> [Records about charts and figures]:
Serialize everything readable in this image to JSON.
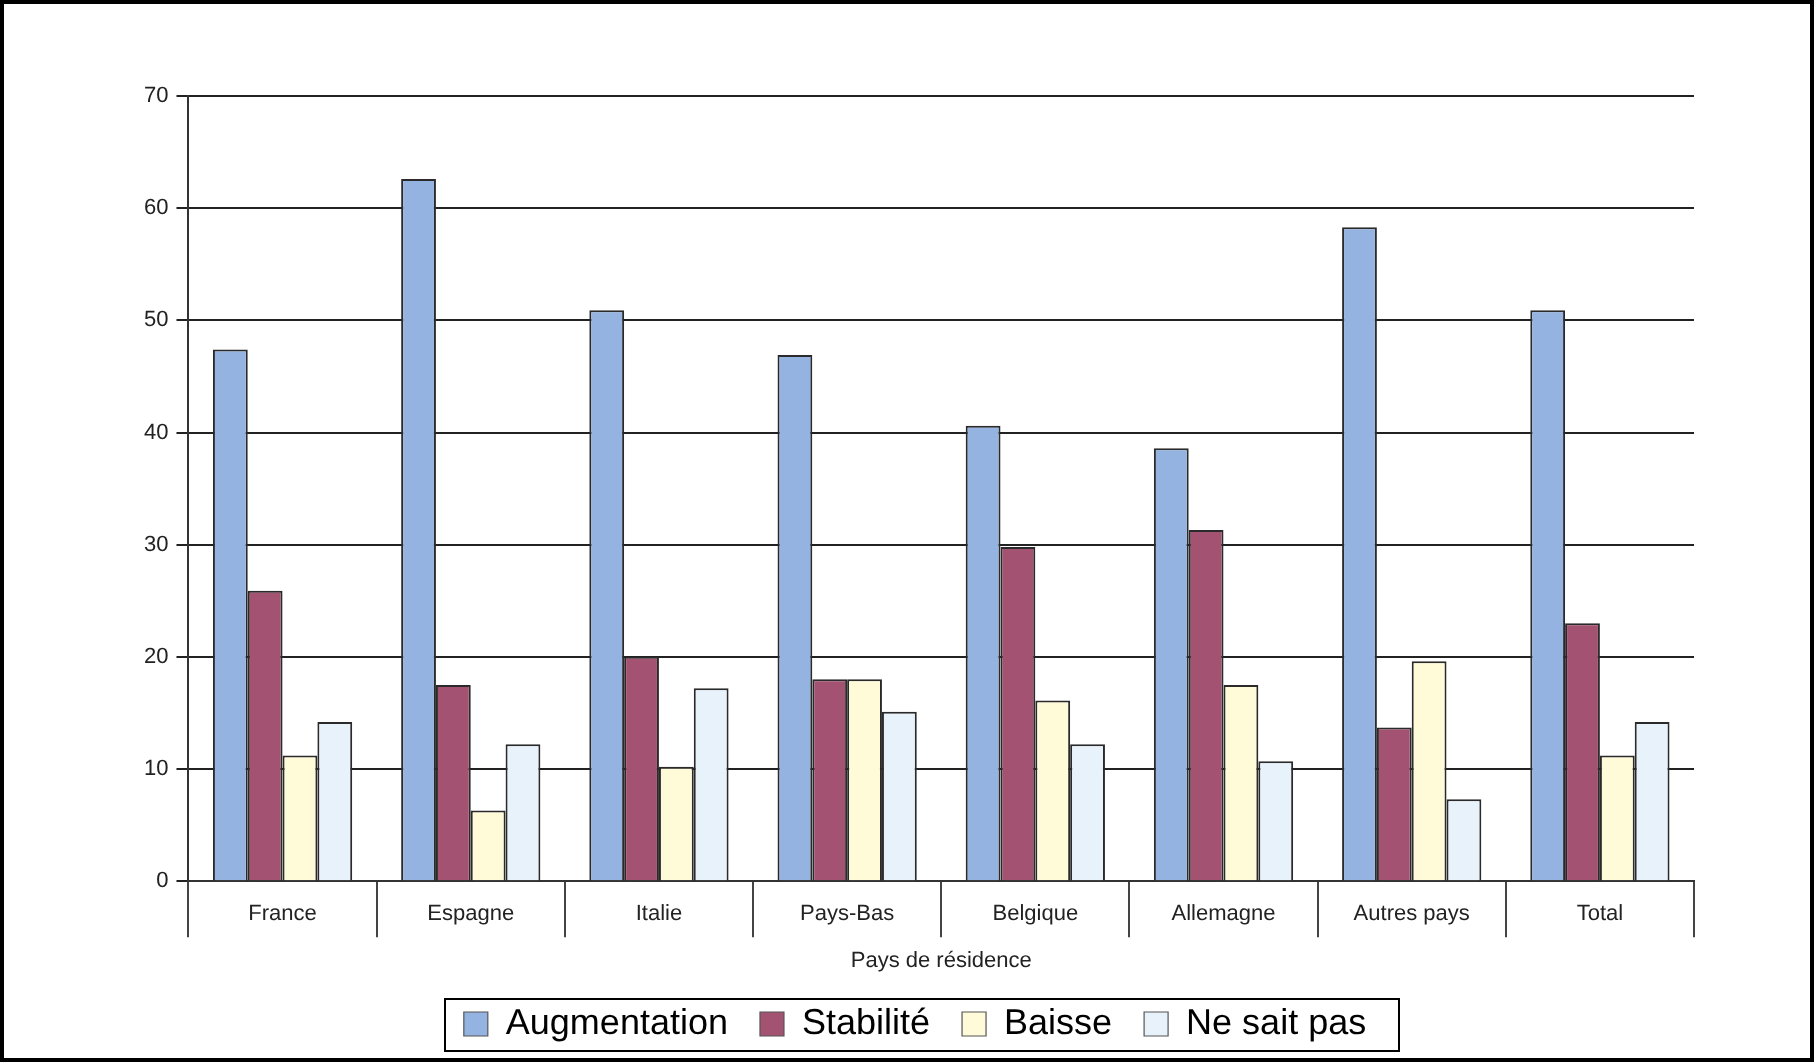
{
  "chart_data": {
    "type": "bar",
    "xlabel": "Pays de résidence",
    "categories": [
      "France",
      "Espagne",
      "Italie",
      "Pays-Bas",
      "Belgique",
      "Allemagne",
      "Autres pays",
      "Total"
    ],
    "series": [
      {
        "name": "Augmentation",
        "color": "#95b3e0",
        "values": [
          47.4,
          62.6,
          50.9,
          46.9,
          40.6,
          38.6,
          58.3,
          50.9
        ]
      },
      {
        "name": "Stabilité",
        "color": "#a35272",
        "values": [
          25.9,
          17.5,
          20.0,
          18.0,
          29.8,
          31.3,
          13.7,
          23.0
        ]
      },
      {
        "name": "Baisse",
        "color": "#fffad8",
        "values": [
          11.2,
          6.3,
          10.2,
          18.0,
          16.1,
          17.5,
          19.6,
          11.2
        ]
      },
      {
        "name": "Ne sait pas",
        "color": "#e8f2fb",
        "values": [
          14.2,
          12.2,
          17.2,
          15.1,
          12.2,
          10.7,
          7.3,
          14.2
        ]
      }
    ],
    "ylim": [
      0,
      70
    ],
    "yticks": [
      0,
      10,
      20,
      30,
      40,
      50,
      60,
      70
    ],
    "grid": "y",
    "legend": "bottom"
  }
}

==

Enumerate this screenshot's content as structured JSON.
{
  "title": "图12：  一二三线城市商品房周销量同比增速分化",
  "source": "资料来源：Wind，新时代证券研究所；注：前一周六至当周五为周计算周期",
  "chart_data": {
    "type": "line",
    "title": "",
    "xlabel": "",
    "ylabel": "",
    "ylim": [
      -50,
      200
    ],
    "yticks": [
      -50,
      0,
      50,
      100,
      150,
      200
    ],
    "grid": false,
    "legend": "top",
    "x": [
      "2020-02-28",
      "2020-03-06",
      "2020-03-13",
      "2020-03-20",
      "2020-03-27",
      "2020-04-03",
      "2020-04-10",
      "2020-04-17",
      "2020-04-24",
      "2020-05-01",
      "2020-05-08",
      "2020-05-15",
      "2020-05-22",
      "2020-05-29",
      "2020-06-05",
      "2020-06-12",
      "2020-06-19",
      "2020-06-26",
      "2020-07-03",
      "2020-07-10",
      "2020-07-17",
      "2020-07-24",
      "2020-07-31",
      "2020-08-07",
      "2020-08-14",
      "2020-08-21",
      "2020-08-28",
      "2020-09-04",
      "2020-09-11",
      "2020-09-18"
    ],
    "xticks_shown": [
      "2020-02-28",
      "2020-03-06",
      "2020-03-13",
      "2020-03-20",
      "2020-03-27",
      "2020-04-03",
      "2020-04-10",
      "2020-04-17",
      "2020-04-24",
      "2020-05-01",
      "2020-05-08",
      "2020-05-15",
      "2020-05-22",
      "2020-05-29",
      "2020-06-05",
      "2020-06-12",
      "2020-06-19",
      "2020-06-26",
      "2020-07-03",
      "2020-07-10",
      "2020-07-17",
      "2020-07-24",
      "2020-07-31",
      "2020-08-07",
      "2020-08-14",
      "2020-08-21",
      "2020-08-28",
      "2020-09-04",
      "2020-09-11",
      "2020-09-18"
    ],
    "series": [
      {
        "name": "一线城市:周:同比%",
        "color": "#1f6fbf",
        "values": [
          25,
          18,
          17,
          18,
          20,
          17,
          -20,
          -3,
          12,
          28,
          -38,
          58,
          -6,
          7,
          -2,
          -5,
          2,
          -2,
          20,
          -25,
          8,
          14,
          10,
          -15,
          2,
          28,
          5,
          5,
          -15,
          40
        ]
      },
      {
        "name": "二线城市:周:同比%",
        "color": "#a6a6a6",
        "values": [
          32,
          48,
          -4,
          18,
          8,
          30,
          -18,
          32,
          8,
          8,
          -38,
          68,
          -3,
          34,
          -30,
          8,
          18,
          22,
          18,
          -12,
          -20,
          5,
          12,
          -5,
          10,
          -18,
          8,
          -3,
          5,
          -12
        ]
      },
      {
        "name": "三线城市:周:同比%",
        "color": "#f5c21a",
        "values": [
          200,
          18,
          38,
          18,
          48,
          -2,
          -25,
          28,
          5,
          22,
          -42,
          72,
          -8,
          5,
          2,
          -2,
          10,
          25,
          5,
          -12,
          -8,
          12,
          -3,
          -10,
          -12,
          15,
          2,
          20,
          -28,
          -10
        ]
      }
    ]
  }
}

> [INSTRUCTIONS FOR THE TASK]:
Note each line of the entries that has "this" in it, and copy those lines.

> [REPLY]:
Serialize everything readable in this image to JSON.
Enumerate this screenshot's content as structured JSON.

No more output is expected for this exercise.